■ Request ■
Below are some records. Say how many of their lines include the string "الثقة", giving only the number.

[Lines of data]
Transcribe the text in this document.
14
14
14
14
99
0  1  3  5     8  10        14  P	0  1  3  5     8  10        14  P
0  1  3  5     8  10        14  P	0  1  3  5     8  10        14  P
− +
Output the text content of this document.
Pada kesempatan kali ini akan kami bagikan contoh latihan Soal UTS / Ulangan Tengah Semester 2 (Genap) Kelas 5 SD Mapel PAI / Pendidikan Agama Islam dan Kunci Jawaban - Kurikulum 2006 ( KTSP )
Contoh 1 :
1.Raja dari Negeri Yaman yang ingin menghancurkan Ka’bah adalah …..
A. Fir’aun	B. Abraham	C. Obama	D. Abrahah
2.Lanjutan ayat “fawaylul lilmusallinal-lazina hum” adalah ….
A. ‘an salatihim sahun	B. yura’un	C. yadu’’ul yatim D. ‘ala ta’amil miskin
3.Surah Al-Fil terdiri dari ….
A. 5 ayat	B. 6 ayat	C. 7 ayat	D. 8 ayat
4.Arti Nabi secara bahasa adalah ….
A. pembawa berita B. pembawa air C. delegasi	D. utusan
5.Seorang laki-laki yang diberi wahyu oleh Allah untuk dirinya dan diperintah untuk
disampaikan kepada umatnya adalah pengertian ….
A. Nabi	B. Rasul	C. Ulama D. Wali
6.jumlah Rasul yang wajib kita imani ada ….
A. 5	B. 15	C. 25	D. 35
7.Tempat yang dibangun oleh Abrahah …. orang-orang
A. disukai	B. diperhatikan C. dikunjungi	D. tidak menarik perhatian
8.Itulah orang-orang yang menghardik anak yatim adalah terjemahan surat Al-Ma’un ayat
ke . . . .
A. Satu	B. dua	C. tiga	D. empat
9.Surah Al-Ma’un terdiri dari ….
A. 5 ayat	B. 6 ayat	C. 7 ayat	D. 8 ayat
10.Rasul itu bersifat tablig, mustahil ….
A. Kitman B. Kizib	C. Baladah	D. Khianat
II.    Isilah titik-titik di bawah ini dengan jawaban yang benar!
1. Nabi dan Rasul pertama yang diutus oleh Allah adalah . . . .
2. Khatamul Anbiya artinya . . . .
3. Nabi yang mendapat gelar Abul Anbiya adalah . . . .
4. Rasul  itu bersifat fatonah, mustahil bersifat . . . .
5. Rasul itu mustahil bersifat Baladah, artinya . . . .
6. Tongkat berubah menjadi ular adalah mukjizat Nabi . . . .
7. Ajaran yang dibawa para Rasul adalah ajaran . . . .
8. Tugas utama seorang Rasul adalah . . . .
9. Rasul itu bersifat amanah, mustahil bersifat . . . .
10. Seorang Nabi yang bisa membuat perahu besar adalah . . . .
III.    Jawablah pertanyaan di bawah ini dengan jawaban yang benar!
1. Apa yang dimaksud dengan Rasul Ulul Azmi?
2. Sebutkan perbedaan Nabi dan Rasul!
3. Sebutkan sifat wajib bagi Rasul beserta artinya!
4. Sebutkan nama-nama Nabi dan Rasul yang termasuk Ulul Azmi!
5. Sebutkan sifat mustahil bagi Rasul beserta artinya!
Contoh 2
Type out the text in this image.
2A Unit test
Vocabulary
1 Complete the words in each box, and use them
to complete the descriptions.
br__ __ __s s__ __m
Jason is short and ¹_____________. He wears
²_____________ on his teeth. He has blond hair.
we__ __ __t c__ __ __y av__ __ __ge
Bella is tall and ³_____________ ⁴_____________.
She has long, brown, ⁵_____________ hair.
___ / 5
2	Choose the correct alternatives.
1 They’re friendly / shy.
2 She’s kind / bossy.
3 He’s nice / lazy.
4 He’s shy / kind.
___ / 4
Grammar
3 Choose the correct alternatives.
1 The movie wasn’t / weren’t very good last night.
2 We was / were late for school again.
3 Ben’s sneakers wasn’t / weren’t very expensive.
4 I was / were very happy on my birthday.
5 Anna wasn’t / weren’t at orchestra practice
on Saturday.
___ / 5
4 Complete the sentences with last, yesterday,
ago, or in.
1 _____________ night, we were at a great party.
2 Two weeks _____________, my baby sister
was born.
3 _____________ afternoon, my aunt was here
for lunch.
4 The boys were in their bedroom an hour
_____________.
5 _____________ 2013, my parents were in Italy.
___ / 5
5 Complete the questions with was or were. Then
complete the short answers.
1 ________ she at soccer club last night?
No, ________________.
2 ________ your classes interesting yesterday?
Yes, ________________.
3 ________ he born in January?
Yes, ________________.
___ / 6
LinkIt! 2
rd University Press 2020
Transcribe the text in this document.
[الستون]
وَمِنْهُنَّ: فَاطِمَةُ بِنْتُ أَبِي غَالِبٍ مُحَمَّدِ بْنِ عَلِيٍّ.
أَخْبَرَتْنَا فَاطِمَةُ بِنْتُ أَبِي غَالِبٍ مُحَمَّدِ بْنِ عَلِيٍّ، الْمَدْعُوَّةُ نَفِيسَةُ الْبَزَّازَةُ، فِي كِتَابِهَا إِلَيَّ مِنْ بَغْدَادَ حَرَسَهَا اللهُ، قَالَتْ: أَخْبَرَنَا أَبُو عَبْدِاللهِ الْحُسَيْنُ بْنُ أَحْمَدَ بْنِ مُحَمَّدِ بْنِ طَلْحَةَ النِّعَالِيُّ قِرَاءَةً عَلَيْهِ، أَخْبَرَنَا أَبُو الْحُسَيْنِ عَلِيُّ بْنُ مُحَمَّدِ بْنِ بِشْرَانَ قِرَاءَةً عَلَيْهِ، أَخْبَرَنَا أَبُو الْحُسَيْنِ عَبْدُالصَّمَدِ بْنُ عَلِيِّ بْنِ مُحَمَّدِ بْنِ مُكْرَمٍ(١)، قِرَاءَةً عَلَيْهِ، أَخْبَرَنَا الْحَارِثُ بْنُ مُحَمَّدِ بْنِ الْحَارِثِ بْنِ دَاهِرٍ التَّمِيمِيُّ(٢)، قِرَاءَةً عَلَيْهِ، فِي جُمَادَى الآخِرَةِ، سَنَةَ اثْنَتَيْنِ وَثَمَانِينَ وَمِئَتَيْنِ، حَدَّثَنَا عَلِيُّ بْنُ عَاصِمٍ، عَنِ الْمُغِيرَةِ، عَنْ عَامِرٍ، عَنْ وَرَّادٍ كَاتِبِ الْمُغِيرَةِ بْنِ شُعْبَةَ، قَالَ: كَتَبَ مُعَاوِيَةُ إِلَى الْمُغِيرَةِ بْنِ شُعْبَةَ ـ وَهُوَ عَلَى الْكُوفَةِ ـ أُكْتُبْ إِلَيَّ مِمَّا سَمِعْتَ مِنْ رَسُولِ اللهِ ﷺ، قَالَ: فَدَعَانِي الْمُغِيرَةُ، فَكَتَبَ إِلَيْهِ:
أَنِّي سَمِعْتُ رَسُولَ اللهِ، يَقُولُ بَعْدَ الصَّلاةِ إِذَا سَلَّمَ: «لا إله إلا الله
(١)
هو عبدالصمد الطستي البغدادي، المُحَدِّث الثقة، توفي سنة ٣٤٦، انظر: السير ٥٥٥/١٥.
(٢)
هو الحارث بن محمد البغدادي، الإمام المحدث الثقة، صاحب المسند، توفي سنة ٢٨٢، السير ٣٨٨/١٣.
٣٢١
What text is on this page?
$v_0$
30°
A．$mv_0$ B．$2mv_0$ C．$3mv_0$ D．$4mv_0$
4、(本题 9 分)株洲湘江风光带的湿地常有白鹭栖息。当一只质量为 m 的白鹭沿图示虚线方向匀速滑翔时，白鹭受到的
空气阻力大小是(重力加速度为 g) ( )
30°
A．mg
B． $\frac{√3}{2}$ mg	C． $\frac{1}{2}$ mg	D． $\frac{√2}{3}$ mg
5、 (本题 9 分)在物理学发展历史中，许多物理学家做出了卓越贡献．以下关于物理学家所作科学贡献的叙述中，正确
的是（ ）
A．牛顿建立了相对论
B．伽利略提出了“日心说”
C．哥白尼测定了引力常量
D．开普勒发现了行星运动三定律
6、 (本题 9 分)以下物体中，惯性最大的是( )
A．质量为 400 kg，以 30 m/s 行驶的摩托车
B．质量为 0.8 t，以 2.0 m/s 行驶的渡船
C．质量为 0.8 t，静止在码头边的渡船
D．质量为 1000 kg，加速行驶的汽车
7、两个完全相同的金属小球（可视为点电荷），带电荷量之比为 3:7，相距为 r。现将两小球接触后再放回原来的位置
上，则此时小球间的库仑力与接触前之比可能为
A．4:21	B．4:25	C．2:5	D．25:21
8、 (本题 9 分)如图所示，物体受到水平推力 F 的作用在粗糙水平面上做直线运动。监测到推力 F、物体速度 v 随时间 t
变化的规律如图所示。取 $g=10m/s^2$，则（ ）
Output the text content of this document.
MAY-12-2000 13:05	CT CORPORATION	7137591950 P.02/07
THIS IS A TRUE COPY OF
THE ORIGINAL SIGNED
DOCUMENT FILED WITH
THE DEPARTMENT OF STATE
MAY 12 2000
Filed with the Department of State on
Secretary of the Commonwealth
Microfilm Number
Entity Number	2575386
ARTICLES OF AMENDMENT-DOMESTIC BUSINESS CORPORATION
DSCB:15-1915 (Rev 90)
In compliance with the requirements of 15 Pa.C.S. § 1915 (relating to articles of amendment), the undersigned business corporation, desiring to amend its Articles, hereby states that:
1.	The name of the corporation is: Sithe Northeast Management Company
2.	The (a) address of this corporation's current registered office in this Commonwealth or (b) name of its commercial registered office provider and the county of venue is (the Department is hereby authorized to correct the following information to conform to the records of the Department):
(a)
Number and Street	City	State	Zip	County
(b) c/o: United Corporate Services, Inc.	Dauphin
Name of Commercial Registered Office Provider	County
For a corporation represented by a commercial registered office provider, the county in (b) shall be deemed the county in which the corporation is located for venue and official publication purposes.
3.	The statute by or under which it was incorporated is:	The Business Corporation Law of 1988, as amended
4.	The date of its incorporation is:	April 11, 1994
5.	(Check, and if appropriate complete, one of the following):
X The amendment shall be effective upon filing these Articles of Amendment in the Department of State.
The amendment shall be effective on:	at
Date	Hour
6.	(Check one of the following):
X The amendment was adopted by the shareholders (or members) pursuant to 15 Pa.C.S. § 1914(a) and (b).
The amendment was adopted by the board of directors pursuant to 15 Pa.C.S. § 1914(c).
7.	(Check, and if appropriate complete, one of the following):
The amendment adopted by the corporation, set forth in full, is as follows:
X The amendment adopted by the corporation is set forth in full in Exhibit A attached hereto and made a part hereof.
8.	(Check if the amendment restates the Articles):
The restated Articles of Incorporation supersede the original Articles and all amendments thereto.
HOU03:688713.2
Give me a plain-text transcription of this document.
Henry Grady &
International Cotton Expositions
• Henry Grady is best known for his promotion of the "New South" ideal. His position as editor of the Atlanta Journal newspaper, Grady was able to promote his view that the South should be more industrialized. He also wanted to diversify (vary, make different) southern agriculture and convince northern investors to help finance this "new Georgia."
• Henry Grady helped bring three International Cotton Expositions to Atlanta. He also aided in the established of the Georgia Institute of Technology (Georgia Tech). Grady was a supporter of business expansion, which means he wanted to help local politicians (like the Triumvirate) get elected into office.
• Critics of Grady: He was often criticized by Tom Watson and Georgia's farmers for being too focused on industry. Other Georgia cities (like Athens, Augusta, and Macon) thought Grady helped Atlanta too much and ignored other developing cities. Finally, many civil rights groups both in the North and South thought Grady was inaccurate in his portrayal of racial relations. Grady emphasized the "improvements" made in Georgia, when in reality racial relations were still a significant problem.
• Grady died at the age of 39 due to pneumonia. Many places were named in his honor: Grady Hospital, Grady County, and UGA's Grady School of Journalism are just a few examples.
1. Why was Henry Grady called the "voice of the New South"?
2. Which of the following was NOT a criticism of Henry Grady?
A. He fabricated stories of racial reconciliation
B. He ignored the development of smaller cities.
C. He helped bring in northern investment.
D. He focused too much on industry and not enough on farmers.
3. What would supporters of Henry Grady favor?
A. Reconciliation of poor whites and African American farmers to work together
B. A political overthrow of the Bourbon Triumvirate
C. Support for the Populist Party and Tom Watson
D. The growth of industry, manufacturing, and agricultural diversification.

■ Full output ■
2